- **指示**:
以下の社会保険料の徴収に関するメモを、文字や記号を一切変えずに全文そのまま再現せよ。

- **原文抜粋**:

********************

社会保険の基本を勉強してきた。自分なりに今までよくわかっていなかったことをざっとまとめたので、メモとして残しておきたい。
※内容はすべて記載時点の法令等を根拠としています。最新の内容については、都度調べて下さい。
1.健康保険・厚生年金保険の保険料徴収の仕組み
①保険料の計算
・月の初日入社の人も、月末入社の人も同じ1か月として計算する(日割り計算はしない)
②保険料の徴収
・被保険者になった月から被保険者でなくなった月の「前月分」まで徴収する
・当月分の保険料は「翌月支払う給料」から徴収する
③資格取得月と喪失月の保険料
・保険料は取得月にかかるが、喪失月にはかからない(退職日の翌日が喪失日)
2.月末退職者の保険料にかかる留意点
・資格喪失日が退職日の「翌日」=月末退職者の資格喪失日は「翌月1日」
・保険料の徴収期間:資格喪失日の属する月の前月分まで
→退職日が1日異なるだけで、保険料の徴収期間が変わることに注意(通常は月末退職だが、イレギュラーとして月中の退職者が発生することもある)

********************

- **提供情報**:
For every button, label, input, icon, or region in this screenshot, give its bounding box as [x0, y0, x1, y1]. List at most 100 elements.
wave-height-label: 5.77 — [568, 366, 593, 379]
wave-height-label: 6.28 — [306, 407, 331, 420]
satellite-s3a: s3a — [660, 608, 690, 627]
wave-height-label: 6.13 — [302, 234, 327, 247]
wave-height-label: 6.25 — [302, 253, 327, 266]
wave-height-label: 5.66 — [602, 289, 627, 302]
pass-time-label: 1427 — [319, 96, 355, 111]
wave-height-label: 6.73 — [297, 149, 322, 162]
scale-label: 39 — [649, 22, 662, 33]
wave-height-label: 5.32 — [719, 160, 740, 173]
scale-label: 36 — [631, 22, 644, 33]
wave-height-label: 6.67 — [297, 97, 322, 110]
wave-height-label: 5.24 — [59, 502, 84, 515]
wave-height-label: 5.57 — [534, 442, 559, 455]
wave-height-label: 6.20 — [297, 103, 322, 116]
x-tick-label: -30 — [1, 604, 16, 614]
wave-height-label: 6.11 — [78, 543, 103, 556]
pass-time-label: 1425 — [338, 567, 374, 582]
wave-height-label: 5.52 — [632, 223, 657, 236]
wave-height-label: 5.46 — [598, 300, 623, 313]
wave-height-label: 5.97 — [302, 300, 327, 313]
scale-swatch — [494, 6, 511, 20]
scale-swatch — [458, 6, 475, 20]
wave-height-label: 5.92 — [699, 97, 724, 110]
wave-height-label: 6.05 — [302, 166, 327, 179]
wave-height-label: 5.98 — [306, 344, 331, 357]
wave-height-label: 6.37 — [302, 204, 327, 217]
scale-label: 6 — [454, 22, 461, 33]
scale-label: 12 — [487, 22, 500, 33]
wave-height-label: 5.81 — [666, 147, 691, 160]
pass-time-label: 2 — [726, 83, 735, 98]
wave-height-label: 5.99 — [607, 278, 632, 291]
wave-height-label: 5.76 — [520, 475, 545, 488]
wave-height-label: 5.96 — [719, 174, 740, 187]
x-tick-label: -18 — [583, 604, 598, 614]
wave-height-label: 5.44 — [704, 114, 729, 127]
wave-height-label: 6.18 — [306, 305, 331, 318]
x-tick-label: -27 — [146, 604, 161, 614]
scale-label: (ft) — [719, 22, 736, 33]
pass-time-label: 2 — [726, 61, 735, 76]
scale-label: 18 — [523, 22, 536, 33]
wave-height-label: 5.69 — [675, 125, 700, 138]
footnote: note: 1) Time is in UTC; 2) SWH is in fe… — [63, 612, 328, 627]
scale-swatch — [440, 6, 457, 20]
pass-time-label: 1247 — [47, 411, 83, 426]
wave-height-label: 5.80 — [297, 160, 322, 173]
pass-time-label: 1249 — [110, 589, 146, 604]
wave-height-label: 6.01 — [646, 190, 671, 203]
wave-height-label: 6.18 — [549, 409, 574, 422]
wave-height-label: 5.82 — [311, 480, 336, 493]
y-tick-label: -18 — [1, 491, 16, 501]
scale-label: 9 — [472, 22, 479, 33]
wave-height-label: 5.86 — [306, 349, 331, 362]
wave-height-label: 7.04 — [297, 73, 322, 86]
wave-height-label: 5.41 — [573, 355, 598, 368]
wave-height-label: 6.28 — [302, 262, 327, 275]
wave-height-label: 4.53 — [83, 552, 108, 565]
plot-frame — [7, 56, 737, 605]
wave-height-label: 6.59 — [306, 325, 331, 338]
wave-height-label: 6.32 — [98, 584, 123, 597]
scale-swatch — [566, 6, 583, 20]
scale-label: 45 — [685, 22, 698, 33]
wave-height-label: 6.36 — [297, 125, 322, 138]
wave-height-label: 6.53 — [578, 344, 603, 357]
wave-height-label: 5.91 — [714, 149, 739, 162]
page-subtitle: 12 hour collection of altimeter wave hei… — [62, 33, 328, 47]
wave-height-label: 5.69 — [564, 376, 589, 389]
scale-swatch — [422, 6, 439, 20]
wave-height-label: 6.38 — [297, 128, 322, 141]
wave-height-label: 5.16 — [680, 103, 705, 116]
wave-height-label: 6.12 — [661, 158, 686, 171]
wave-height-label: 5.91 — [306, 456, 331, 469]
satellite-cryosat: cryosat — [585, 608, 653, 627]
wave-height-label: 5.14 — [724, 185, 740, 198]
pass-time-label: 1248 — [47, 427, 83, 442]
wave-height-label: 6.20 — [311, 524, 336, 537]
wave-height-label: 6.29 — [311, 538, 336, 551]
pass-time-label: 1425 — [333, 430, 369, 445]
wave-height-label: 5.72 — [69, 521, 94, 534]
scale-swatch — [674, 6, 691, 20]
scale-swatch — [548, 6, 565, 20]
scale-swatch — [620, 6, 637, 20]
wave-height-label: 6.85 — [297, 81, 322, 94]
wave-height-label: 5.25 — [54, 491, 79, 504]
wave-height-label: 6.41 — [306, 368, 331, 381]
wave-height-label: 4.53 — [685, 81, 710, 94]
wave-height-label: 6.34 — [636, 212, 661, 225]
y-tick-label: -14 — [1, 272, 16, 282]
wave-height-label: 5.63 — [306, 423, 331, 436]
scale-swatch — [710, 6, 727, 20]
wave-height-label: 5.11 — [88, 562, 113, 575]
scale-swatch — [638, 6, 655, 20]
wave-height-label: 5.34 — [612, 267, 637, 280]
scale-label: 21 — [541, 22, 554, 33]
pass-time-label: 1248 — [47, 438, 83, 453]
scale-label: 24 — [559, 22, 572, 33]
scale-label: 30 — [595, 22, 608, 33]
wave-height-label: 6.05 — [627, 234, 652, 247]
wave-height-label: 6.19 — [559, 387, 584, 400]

********************

- **解答例**:
社会保険の基本を勉強してきた。自分なりに今までよくわかっていなかったことをざっとまとめたので、メモとして残しておきたい。
※内容はすべて記載時点の法令等を根拠としています。最新の内容については、都度調べて下さい。
1.健康保険・厚生年金保険の保険料徴収の仕組み
①保険料の計算
・月の初日入社の人も、月末入社の人も同じ1か月として計算する(日割り計算はしない)
②保険料の徴収
・被保険者になった月から被保険者でなくなった月の「前月分」まで徴収する
・当月分の保険料は「翌月支払う給料」から徴収する
③資格取得月と喪失月の保険料
・保険料は取得月にかかるが、喪失月にはかからない(退職日の翌日が喪失日)
2.月末退職者の保険料にかかる留意点
・資格喪失日が退職日の「翌日」=月末退職者の資格喪失日は「翌月1日」
・保険料の徴収期間:資格喪失日の属する月の前月分まで
→退職日が1日異なるだけで、保険料の徴収期間が変わることに注意(通常は月末退職だが、イレギュラーとして月中の退職者が発生することもある)